**Quoted passage:**

--- begin ---

Alia Fischer

Personal information
- Born: c. 1977/1978
- Listed height: 6 ft 2 in (1.88 m)

Career information
- High school: John Marshall (Rochester, Minnesota)
- College: Washington (MO) (1996–2000)
- WNBA draft: 2000: undrafted
- Position: Center

Career highlights
- 3× NCAA DIII champion (1998–2000); 3× WBCA DIII Player of the Year (1998–2000); DIII Honda Athlete of the Year (2000); 2× Division III News Player of the Year (1999–2000); NCAA DIII Tournament Most Outstanding Player (2000); 3x NCAA DIII Kodak/WBCA First-team All-American (1998–2000); 2x NCAA DIII News First-team All-American (1999–2000); 3x NCAA DIII Basketball On-Line First-team All-American (1998–2000); 2x Columbus Multimedia First-team All-American (1999–2000); Columbus Multimedia Second-team All-American (1998); 2x First-team Academic All-America (1999–2000); Second-team Academic All-America (1998); Academic All-America Basketball Team Member of the Year (2000); 3x UAA Most Valuable Player (1998–2000); 3x All-UAA (1998–2000);

= Alia Fischer =

American basketball player (born 1977/8)

--- end ---

**Excerpted records:**
--- begin ---

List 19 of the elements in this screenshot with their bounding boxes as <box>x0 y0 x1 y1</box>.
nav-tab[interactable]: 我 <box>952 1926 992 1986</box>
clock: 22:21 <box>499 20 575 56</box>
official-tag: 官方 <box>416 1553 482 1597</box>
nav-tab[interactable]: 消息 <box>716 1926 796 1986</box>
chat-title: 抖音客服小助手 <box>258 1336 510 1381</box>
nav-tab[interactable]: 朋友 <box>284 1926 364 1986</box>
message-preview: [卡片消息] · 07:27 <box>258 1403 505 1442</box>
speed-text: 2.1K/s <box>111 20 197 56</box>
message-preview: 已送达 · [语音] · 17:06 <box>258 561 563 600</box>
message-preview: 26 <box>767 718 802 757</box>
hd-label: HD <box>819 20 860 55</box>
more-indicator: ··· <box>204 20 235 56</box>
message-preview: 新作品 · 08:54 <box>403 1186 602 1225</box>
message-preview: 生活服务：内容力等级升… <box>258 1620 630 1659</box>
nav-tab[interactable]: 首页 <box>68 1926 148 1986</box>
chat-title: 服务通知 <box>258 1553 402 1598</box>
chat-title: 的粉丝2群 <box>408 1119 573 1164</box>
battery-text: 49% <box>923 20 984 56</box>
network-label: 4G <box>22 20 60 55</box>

--- end ---

**What is expected:**
Can you reproduce the Alia Fischer profile word for word, starting at the words "- WNBA draft: 2000: undrafted" and stopping after "player (born 1977/8)"?

**Answer in full:**
- WNBA draft: 2000: undrafted
- Position: Center

Career highlights
- 3× NCAA DIII champion (1998–2000); 3× WBCA DIII Player of the Year (1998–2000); DIII Honda Athlete of the Year (2000); 2× Division III News Player of the Year (1999–2000); NCAA DIII Tournament Most Outstanding Player (2000); 3x NCAA DIII Kodak/WBCA First-team All-American (1998–2000); 2x NCAA DIII News First-team All-American (1999–2000); 3x NCAA DIII Basketball On-Line First-team All-American (1998–2000); 2x Columbus Multimedia First-team All-American (1999–2000); Columbus Multimedia Second-team All-American (1998); 2x First-team Academic All-America (1999–2000); Second-team Academic All-America (1998); Academic All-America Basketball Team Member of the Year (2000); 3x UAA Most Valuable Player (1998–2000); 3x All-UAA (1998–2000);

= Alia Fischer =

American basketball player (born 1977/8)